Work to do: Transcribe each entry below exactly. Pictures do not go in the copy.

╭─ Data in this exercise

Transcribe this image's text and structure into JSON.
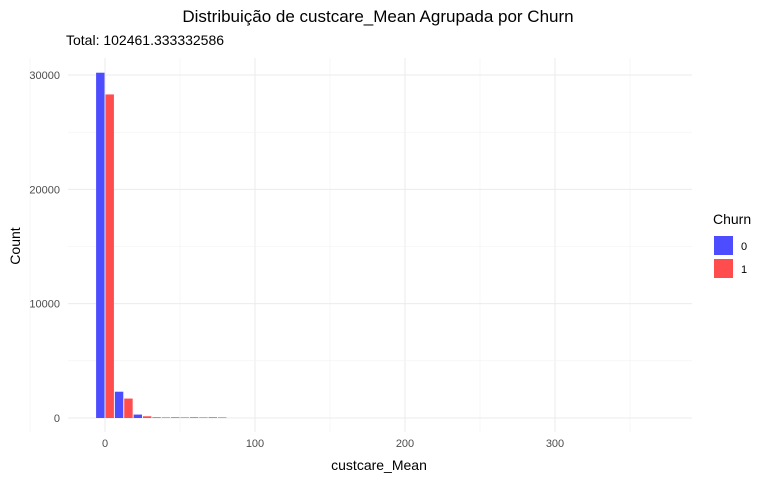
{
  "chart_data": {
    "type": "bar",
    "title": "Distribuição de custcare_Mean Agrupada por Churn",
    "subtitle": "Total: 102461.333332586",
    "xlabel": "custcare_Mean",
    "ylabel": "Count",
    "xlim": [
      -25,
      375
    ],
    "ylim": [
      0,
      32000
    ],
    "x_ticks": [
      0,
      100,
      200,
      300
    ],
    "y_ticks": [
      0,
      10000,
      20000,
      30000
    ],
    "bin_width": 12.5,
    "grid": true,
    "legend": {
      "title": "Churn",
      "placement": "right",
      "entries": [
        {
          "label": "0",
          "color": "#4d4dff"
        },
        {
          "label": "1",
          "color": "#ff4d4d"
        }
      ]
    },
    "bin_centers": [
      0,
      12.5,
      25,
      37.5,
      50,
      62.5,
      75,
      87.5,
      100,
      112.5,
      125,
      137.5,
      150,
      162.5,
      175,
      187.5,
      200,
      212.5,
      225,
      237.5,
      250,
      262.5,
      275,
      287.5,
      300,
      312.5,
      325,
      337.5,
      350,
      362.5
    ],
    "series": [
      {
        "name": "0",
        "color": "#4d4dff",
        "values": [
          30200,
          2300,
          300,
          40,
          10,
          5,
          2,
          0,
          0,
          0,
          0,
          0,
          0,
          0,
          0,
          0,
          0,
          0,
          0,
          0,
          0,
          0,
          0,
          0,
          0,
          0,
          0,
          0,
          0,
          0
        ]
      },
      {
        "name": "1",
        "color": "#ff4d4d",
        "values": [
          28300,
          1700,
          150,
          20,
          5,
          2,
          1,
          0,
          0,
          0,
          0,
          0,
          0,
          0,
          0,
          0,
          0,
          0,
          0,
          0,
          0,
          0,
          0,
          0,
          0,
          0,
          0,
          0,
          0,
          0
        ]
      }
    ]
  }
}
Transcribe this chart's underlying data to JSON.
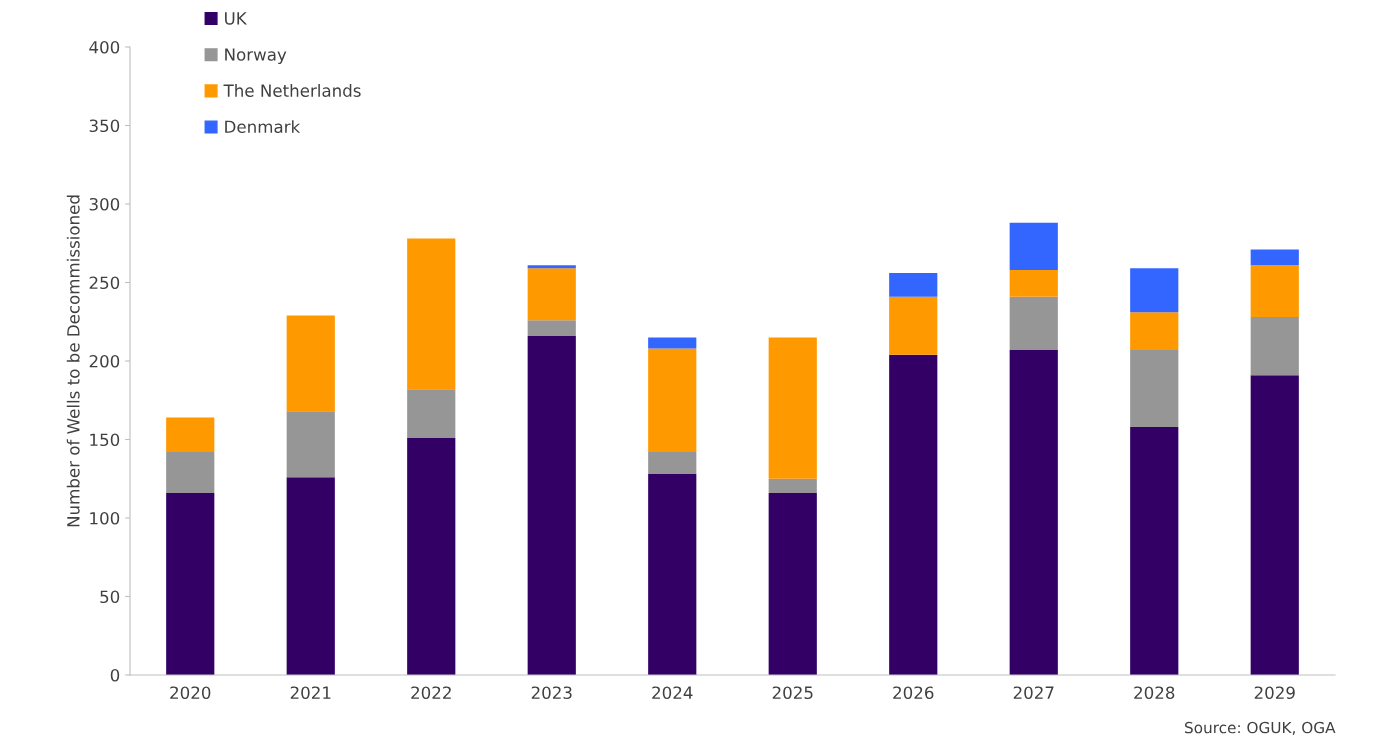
{
  "chart_data": {
    "type": "bar",
    "stacked": true,
    "ylabel": "Number of Wells to be Decommissioned",
    "categories": [
      "2020",
      "2021",
      "2022",
      "2023",
      "2024",
      "2025",
      "2026",
      "2027",
      "2028",
      "2029"
    ],
    "series": [
      {
        "name": "UK",
        "color": "#330066",
        "values": [
          116,
          126,
          151,
          216,
          128,
          116,
          204,
          207,
          158,
          191
        ]
      },
      {
        "name": "Norway",
        "color": "#969696",
        "values": [
          26,
          42,
          31,
          10,
          14,
          9,
          0,
          34,
          49,
          37
        ]
      },
      {
        "name": "The Netherlands",
        "color": "#ff9900",
        "values": [
          22,
          61,
          96,
          33,
          66,
          90,
          37,
          17,
          24,
          33
        ]
      },
      {
        "name": "Denmark",
        "color": "#3366ff",
        "values": [
          0,
          0,
          0,
          2,
          7,
          0,
          15,
          30,
          28,
          10
        ]
      }
    ],
    "ylim": [
      0,
      400
    ],
    "yticks": [
      0,
      50,
      100,
      150,
      200,
      250,
      300,
      350,
      400
    ],
    "grid": false,
    "legend": "top left",
    "annotations": [
      "Source: OGUK, OGA"
    ]
  }
}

╰─

The solution:
Transcribe this image's text and structure into JSON.
{
  "chart_data": {
    "type": "bar",
    "title": "Distribuição de custcare_Mean Agrupada por Churn",
    "subtitle": "Total: 102461.333332586",
    "xlabel": "custcare_Mean",
    "ylabel": "Count",
    "xlim": [
      -25,
      375
    ],
    "ylim": [
      0,
      32000
    ],
    "x_ticks": [
      0,
      100,
      200,
      300
    ],
    "y_ticks": [
      0,
      10000,
      20000,
      30000
    ],
    "bin_width": 12.5,
    "grid": true,
    "legend": {
      "title": "Churn",
      "placement": "right",
      "entries": [
        {
          "label": "0",
          "color": "#4d4dff"
        },
        {
          "label": "1",
          "color": "#ff4d4d"
        }
      ]
    },
    "bin_centers": [
      0,
      12.5,
      25,
      37.5,
      50,
      62.5,
      75,
      87.5,
      100,
      112.5,
      125,
      137.5,
      150,
      162.5,
      175,
      187.5,
      200,
      212.5,
      225,
      237.5,
      250,
      262.5,
      275,
      287.5,
      300,
      312.5,
      325,
      337.5,
      350,
      362.5
    ],
    "series": [
      {
        "name": "0",
        "color": "#4d4dff",
        "values": [
          30200,
          2300,
          300,
          40,
          10,
          5,
          2,
          0,
          0,
          0,
          0,
          0,
          0,
          0,
          0,
          0,
          0,
          0,
          0,
          0,
          0,
          0,
          0,
          0,
          0,
          0,
          0,
          0,
          0,
          0
        ]
      },
      {
        "name": "1",
        "color": "#ff4d4d",
        "values": [
          28300,
          1700,
          150,
          20,
          5,
          2,
          1,
          0,
          0,
          0,
          0,
          0,
          0,
          0,
          0,
          0,
          0,
          0,
          0,
          0,
          0,
          0,
          0,
          0,
          0,
          0,
          0,
          0,
          0,
          0
        ]
      }
    ]
  }
}
Transcribe this chart's underlying data to JSON.
{
  "chart_data": {
    "type": "bar",
    "stacked": true,
    "ylabel": "Number of Wells to be Decommissioned",
    "categories": [
      "2020",
      "2021",
      "2022",
      "2023",
      "2024",
      "2025",
      "2026",
      "2027",
      "2028",
      "2029"
    ],
    "series": [
      {
        "name": "UK",
        "color": "#330066",
        "values": [
          116,
          126,
          151,
          216,
          128,
          116,
          204,
          207,
          158,
          191
        ]
      },
      {
        "name": "Norway",
        "color": "#969696",
        "values": [
          26,
          42,
          31,
          10,
          14,
          9,
          0,
          34,
          49,
          37
        ]
      },
      {
        "name": "The Netherlands",
        "color": "#ff9900",
        "values": [
          22,
          61,
          96,
          33,
          66,
          90,
          37,
          17,
          24,
          33
        ]
      },
      {
        "name": "Denmark",
        "color": "#3366ff",
        "values": [
          0,
          0,
          0,
          2,
          7,
          0,
          15,
          30,
          28,
          10
        ]
      }
    ],
    "ylim": [
      0,
      400
    ],
    "yticks": [
      0,
      50,
      100,
      150,
      200,
      250,
      300,
      350,
      400
    ],
    "grid": false,
    "legend": "top left",
    "annotations": [
      "Source: OGUK, OGA"
    ]
  }
}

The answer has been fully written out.